▶ Given data
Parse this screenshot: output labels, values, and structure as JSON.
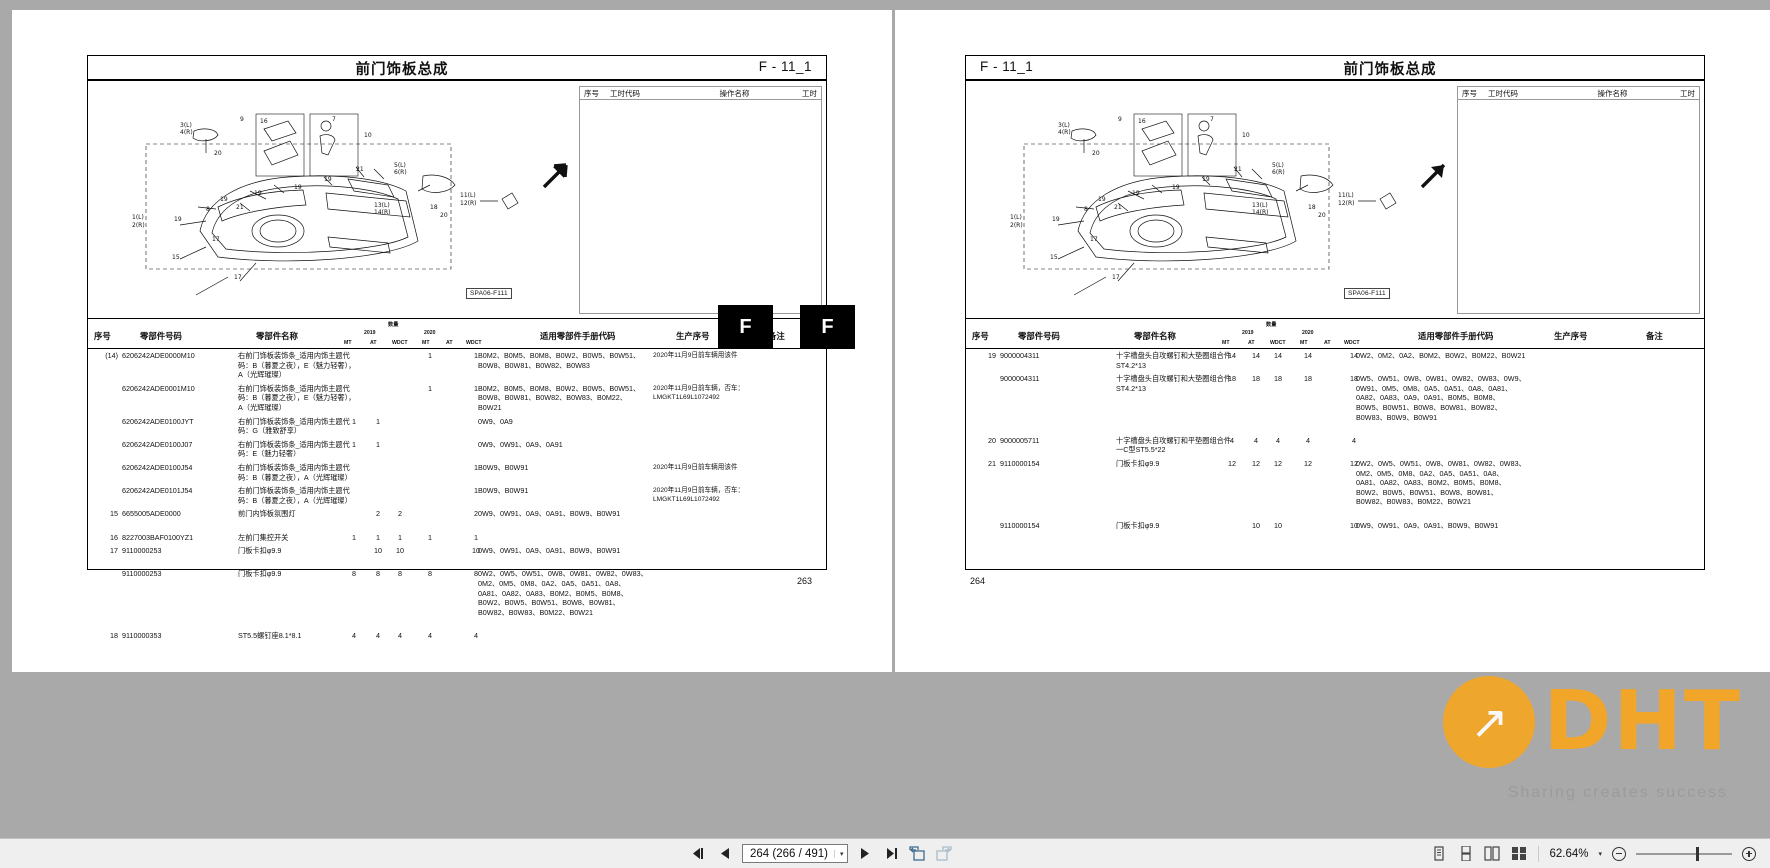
{
  "document": {
    "section_code": "F - 11_1",
    "title": "前门饰板总成",
    "tab_letter": "F",
    "diagram_tag": "SPA06-F111",
    "left_page_number": "263",
    "right_page_number": "264"
  },
  "operation_table": {
    "headers": [
      "序号",
      "工时代码",
      "操作名称",
      "工时"
    ]
  },
  "parts_table": {
    "headers": {
      "seq": "序号",
      "part_no": "零部件号码",
      "part_name": "零部件名称",
      "qty_group": "数量",
      "year_2019": "2019",
      "year_2020": "2020",
      "sub": [
        "MT",
        "AT",
        "WDCT",
        "MT",
        "AT",
        "WDCT"
      ],
      "applicable": "适用零部件手册代码",
      "production_seq": "生产序号",
      "remark": "备注"
    }
  },
  "left_rows": [
    {
      "seq": "(14)",
      "part_no": "6206242ADE0000M10",
      "name": "右前门饰板装饰条_适用内饰主题代码：B（暮夏之夜），E（魅力轻奢），A（光辉璀璨）",
      "qty": [
        "",
        "",
        "",
        "1",
        "",
        "1"
      ],
      "codes": "B0M2、B0M5、B0M8、B0W2、B0W5、B0W51、B0W8、B0W81、B0W82、B0W83",
      "prod": "2020年11月9日前车辆用该件",
      "remark": ""
    },
    {
      "seq": "",
      "part_no": "6206242ADE0001M10",
      "name": "右前门饰板装饰条_适用内饰主题代码：B（暮夏之夜），E（魅力轻奢），A（光辉璀璨）",
      "qty": [
        "",
        "",
        "",
        "1",
        "",
        "1"
      ],
      "codes": "B0M2、B0M5、B0M8、B0W2、B0W5、B0W51、B0W8、B0W81、B0W82、B0W83、B0M22、B0W21",
      "prod": "2020年11月9日前车辆，否车：LMGKT1L69L1072492",
      "remark": ""
    },
    {
      "seq": "",
      "part_no": "6206242ADE0100JYT",
      "name": "右前门饰板装饰条_适用内饰主题代码：G（雅致舒享）",
      "qty": [
        "1",
        "1",
        "",
        "",
        "",
        ""
      ],
      "codes": "0W9、0A9",
      "prod": "",
      "remark": ""
    },
    {
      "seq": "",
      "part_no": "6206242ADE0100J07",
      "name": "右前门饰板装饰条_适用内饰主题代码：E（魅力轻奢）",
      "qty": [
        "1",
        "1",
        "",
        "",
        "",
        ""
      ],
      "codes": "0W9、0W91、0A9、0A91",
      "prod": "",
      "remark": ""
    },
    {
      "seq": "",
      "part_no": "6206242ADE0100J54",
      "name": "右前门饰板装饰条_适用内饰主题代码：B（暮夏之夜），A（光辉璀璨）",
      "qty": [
        "",
        "",
        "",
        "",
        "",
        "1"
      ],
      "codes": "B0W9、B0W91",
      "prod": "2020年11月9日前车辆用该件",
      "remark": ""
    },
    {
      "seq": "",
      "part_no": "6206242ADE0101J54",
      "name": "右前门饰板装饰条_适用内饰主题代码：B（暮夏之夜），A（光辉璀璨）",
      "qty": [
        "",
        "",
        "",
        "",
        "",
        "1"
      ],
      "codes": "B0W9、B0W91",
      "prod": "2020年11月9日前车辆，否车：LMGKT1L69L1072492",
      "remark": ""
    },
    {
      "seq": "15",
      "part_no": "6655005ADE0000",
      "name": "前门内饰板氛围灯",
      "qty": [
        "",
        "2",
        "2",
        "",
        "",
        "2"
      ],
      "codes": "0W9、0W91、0A9、0A91、B0W9、B0W91",
      "prod": "",
      "remark": ""
    },
    {
      "seq": "16",
      "part_no": "8227003BAF0100YZ1",
      "name": "左前门集控开关",
      "qty": [
        "1",
        "1",
        "1",
        "1",
        "",
        "1"
      ],
      "codes": "",
      "prod": "",
      "remark": ""
    },
    {
      "seq": "17",
      "part_no": "9110000253",
      "name": "门板卡扣φ9.9",
      "qty": [
        "",
        "10",
        "10",
        "",
        "",
        "10"
      ],
      "codes": "0W9、0W91、0A9、0A91、B0W9、B0W91",
      "prod": "",
      "remark": ""
    },
    {
      "seq": "",
      "part_no": "9110000253",
      "name": "门板卡扣φ9.9",
      "qty": [
        "8",
        "8",
        "8",
        "8",
        "",
        "8"
      ],
      "codes": "0W2、0W5、0W51、0W8、0W81、0W82、0W83、0M2、0M5、0M8、0A2、0A5、0A51、0A8、0A81、0A82、0A83、B0M2、B0M5、B0M8、B0W2、B0W5、B0W51、B0W8、B0W81、B0W82、B0W83、B0M22、B0W21",
      "prod": "",
      "remark": ""
    },
    {
      "seq": "18",
      "part_no": "9110000353",
      "name": "ST5.5螺钉座8.1*8.1",
      "qty": [
        "4",
        "4",
        "4",
        "4",
        "",
        "4"
      ],
      "codes": "",
      "prod": "",
      "remark": ""
    }
  ],
  "right_rows": [
    {
      "seq": "19",
      "part_no": "9000004311",
      "name": "十字槽盘头自攻螺钉和大垫圈组合件ST4.2*13",
      "qty": [
        "14",
        "14",
        "14",
        "14",
        "",
        "14"
      ],
      "codes": "0W2、0M2、0A2、B0M2、B0W2、B0M22、B0W21",
      "prod": "",
      "remark": ""
    },
    {
      "seq": "",
      "part_no": "9000004311",
      "name": "十字槽盘头自攻螺钉和大垫圈组合件ST4.2*13",
      "qty": [
        "18",
        "18",
        "18",
        "18",
        "",
        "18"
      ],
      "codes": "0W5、0W51、0W8、0W81、0W82、0W83、0W9、0W91、0M5、0M8、0A5、0A51、0A8、0A81、0A82、0A83、0A9、0A91、B0M5、B0M8、B0W5、B0W51、B0W8、B0W81、B0W82、B0W83、B0W9、B0W91",
      "prod": "",
      "remark": ""
    },
    {
      "seq": "20",
      "part_no": "9000005711",
      "name": "十字槽盘头自攻螺钉和平垫圈组合件一C型ST5.5*22",
      "qty": [
        "4",
        "4",
        "4",
        "4",
        "",
        "4"
      ],
      "codes": "",
      "prod": "",
      "remark": ""
    },
    {
      "seq": "21",
      "part_no": "9110000154",
      "name": "门板卡扣φ9.9",
      "qty": [
        "12",
        "12",
        "12",
        "12",
        "",
        "12"
      ],
      "codes": "0W2、0W5、0W51、0W8、0W81、0W82、0W83、0M2、0M5、0M8、0A2、0A5、0A51、0A8、0A81、0A82、0A83、B0M2、B0M5、B0M8、B0W2、B0W5、B0W51、B0W8、B0W81、B0W82、B0W83、B0M22、B0W21",
      "prod": "",
      "remark": ""
    },
    {
      "seq": "",
      "part_no": "9110000154",
      "name": "门板卡扣φ9.9",
      "qty": [
        "",
        "10",
        "10",
        "",
        "",
        "10"
      ],
      "codes": "0W9、0W91、0A9、0A91、B0W9、B0W91",
      "prod": "",
      "remark": ""
    }
  ],
  "toolbar": {
    "first_page": "first-page",
    "prev_page": "previous-page",
    "page_value": "264 (266 / 491)",
    "next_page": "next-page",
    "last_page": "last-page",
    "zoom_level": "62.64%",
    "caret": "▾"
  },
  "watermark": {
    "text": "DHT",
    "tagline": "Sharing creates success"
  },
  "colors": {
    "page_bg": "#a9a9a9",
    "paper": "#ffffff",
    "tab_black": "#000000",
    "toolbar_bg": "#efefef",
    "watermark_orange": "#f5a623"
  }
}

▶ Exercise prompt
Reproduce the material word for word, minus the images.

▶ Solution below
Parse this screenshot: output labels, values, and structure as JSON.
{
  "document": {
    "section_code": "F - 11_1",
    "title": "前门饰板总成",
    "tab_letter": "F",
    "diagram_tag": "SPA06-F111",
    "left_page_number": "263",
    "right_page_number": "264"
  },
  "operation_table": {
    "headers": [
      "序号",
      "工时代码",
      "操作名称",
      "工时"
    ]
  },
  "parts_table": {
    "headers": {
      "seq": "序号",
      "part_no": "零部件号码",
      "part_name": "零部件名称",
      "qty_group": "数量",
      "year_2019": "2019",
      "year_2020": "2020",
      "sub": [
        "MT",
        "AT",
        "WDCT",
        "MT",
        "AT",
        "WDCT"
      ],
      "applicable": "适用零部件手册代码",
      "production_seq": "生产序号",
      "remark": "备注"
    }
  },
  "left_rows": [
    {
      "seq": "(14)",
      "part_no": "6206242ADE0000M10",
      "name": "右前门饰板装饰条_适用内饰主题代码：B（暮夏之夜），E（魅力轻奢），A（光辉璀璨）",
      "qty": [
        "",
        "",
        "",
        "1",
        "",
        "1"
      ],
      "codes": "B0M2、B0M5、B0M8、B0W2、B0W5、B0W51、B0W8、B0W81、B0W82、B0W83",
      "prod": "2020年11月9日前车辆用该件",
      "remark": ""
    },
    {
      "seq": "",
      "part_no": "6206242ADE0001M10",
      "name": "右前门饰板装饰条_适用内饰主题代码：B（暮夏之夜），E（魅力轻奢），A（光辉璀璨）",
      "qty": [
        "",
        "",
        "",
        "1",
        "",
        "1"
      ],
      "codes": "B0M2、B0M5、B0M8、B0W2、B0W5、B0W51、B0W8、B0W81、B0W82、B0W83、B0M22、B0W21",
      "prod": "2020年11月9日前车辆，否车：LMGKT1L69L1072492",
      "remark": ""
    },
    {
      "seq": "",
      "part_no": "6206242ADE0100JYT",
      "name": "右前门饰板装饰条_适用内饰主题代码：G（雅致舒享）",
      "qty": [
        "1",
        "1",
        "",
        "",
        "",
        ""
      ],
      "codes": "0W9、0A9",
      "prod": "",
      "remark": ""
    },
    {
      "seq": "",
      "part_no": "6206242ADE0100J07",
      "name": "右前门饰板装饰条_适用内饰主题代码：E（魅力轻奢）",
      "qty": [
        "1",
        "1",
        "",
        "",
        "",
        ""
      ],
      "codes": "0W9、0W91、0A9、0A91",
      "prod": "",
      "remark": ""
    },
    {
      "seq": "",
      "part_no": "6206242ADE0100J54",
      "name": "右前门饰板装饰条_适用内饰主题代码：B（暮夏之夜），A（光辉璀璨）",
      "qty": [
        "",
        "",
        "",
        "",
        "",
        "1"
      ],
      "codes": "B0W9、B0W91",
      "prod": "2020年11月9日前车辆用该件",
      "remark": ""
    },
    {
      "seq": "",
      "part_no": "6206242ADE0101J54",
      "name": "右前门饰板装饰条_适用内饰主题代码：B（暮夏之夜），A（光辉璀璨）",
      "qty": [
        "",
        "",
        "",
        "",
        "",
        "1"
      ],
      "codes": "B0W9、B0W91",
      "prod": "2020年11月9日前车辆，否车：LMGKT1L69L1072492",
      "remark": ""
    },
    {
      "seq": "15",
      "part_no": "6655005ADE0000",
      "name": "前门内饰板氛围灯",
      "qty": [
        "",
        "2",
        "2",
        "",
        "",
        "2"
      ],
      "codes": "0W9、0W91、0A9、0A91、B0W9、B0W91",
      "prod": "",
      "remark": ""
    },
    {
      "seq": "16",
      "part_no": "8227003BAF0100YZ1",
      "name": "左前门集控开关",
      "qty": [
        "1",
        "1",
        "1",
        "1",
        "",
        "1"
      ],
      "codes": "",
      "prod": "",
      "remark": ""
    },
    {
      "seq": "17",
      "part_no": "9110000253",
      "name": "门板卡扣φ9.9",
      "qty": [
        "",
        "10",
        "10",
        "",
        "",
        "10"
      ],
      "codes": "0W9、0W91、0A9、0A91、B0W9、B0W91",
      "prod": "",
      "remark": ""
    },
    {
      "seq": "",
      "part_no": "9110000253",
      "name": "门板卡扣φ9.9",
      "qty": [
        "8",
        "8",
        "8",
        "8",
        "",
        "8"
      ],
      "codes": "0W2、0W5、0W51、0W8、0W81、0W82、0W83、0M2、0M5、0M8、0A2、0A5、0A51、0A8、0A81、0A82、0A83、B0M2、B0M5、B0M8、B0W2、B0W5、B0W51、B0W8、B0W81、B0W82、B0W83、B0M22、B0W21",
      "prod": "",
      "remark": ""
    },
    {
      "seq": "18",
      "part_no": "9110000353",
      "name": "ST5.5螺钉座8.1*8.1",
      "qty": [
        "4",
        "4",
        "4",
        "4",
        "",
        "4"
      ],
      "codes": "",
      "prod": "",
      "remark": ""
    }
  ],
  "right_rows": [
    {
      "seq": "19",
      "part_no": "9000004311",
      "name": "十字槽盘头自攻螺钉和大垫圈组合件ST4.2*13",
      "qty": [
        "14",
        "14",
        "14",
        "14",
        "",
        "14"
      ],
      "codes": "0W2、0M2、0A2、B0M2、B0W2、B0M22、B0W21",
      "prod": "",
      "remark": ""
    },
    {
      "seq": "",
      "part_no": "9000004311",
      "name": "十字槽盘头自攻螺钉和大垫圈组合件ST4.2*13",
      "qty": [
        "18",
        "18",
        "18",
        "18",
        "",
        "18"
      ],
      "codes": "0W5、0W51、0W8、0W81、0W82、0W83、0W9、0W91、0M5、0M8、0A5、0A51、0A8、0A81、0A82、0A83、0A9、0A91、B0M5、B0M8、B0W5、B0W51、B0W8、B0W81、B0W82、B0W83、B0W9、B0W91",
      "prod": "",
      "remark": ""
    },
    {
      "seq": "20",
      "part_no": "9000005711",
      "name": "十字槽盘头自攻螺钉和平垫圈组合件一C型ST5.5*22",
      "qty": [
        "4",
        "4",
        "4",
        "4",
        "",
        "4"
      ],
      "codes": "",
      "prod": "",
      "remark": ""
    },
    {
      "seq": "21",
      "part_no": "9110000154",
      "name": "门板卡扣φ9.9",
      "qty": [
        "12",
        "12",
        "12",
        "12",
        "",
        "12"
      ],
      "codes": "0W2、0W5、0W51、0W8、0W81、0W82、0W83、0M2、0M5、0M8、0A2、0A5、0A51、0A8、0A81、0A82、0A83、B0M2、B0M5、B0M8、B0W2、B0W5、B0W51、B0W8、B0W81、B0W82、B0W83、B0M22、B0W21",
      "prod": "",
      "remark": ""
    },
    {
      "seq": "",
      "part_no": "9110000154",
      "name": "门板卡扣φ9.9",
      "qty": [
        "",
        "10",
        "10",
        "",
        "",
        "10"
      ],
      "codes": "0W9、0W91、0A9、0A91、B0W9、B0W91",
      "prod": "",
      "remark": ""
    }
  ],
  "toolbar": {
    "first_page": "first-page",
    "prev_page": "previous-page",
    "page_value": "264 (266 / 491)",
    "next_page": "next-page",
    "last_page": "last-page",
    "zoom_level": "62.64%",
    "caret": "▾"
  },
  "watermark": {
    "text": "DHT",
    "tagline": "Sharing creates success"
  },
  "colors": {
    "page_bg": "#a9a9a9",
    "paper": "#ffffff",
    "tab_black": "#000000",
    "toolbar_bg": "#efefef",
    "watermark_orange": "#f5a623"
  }
}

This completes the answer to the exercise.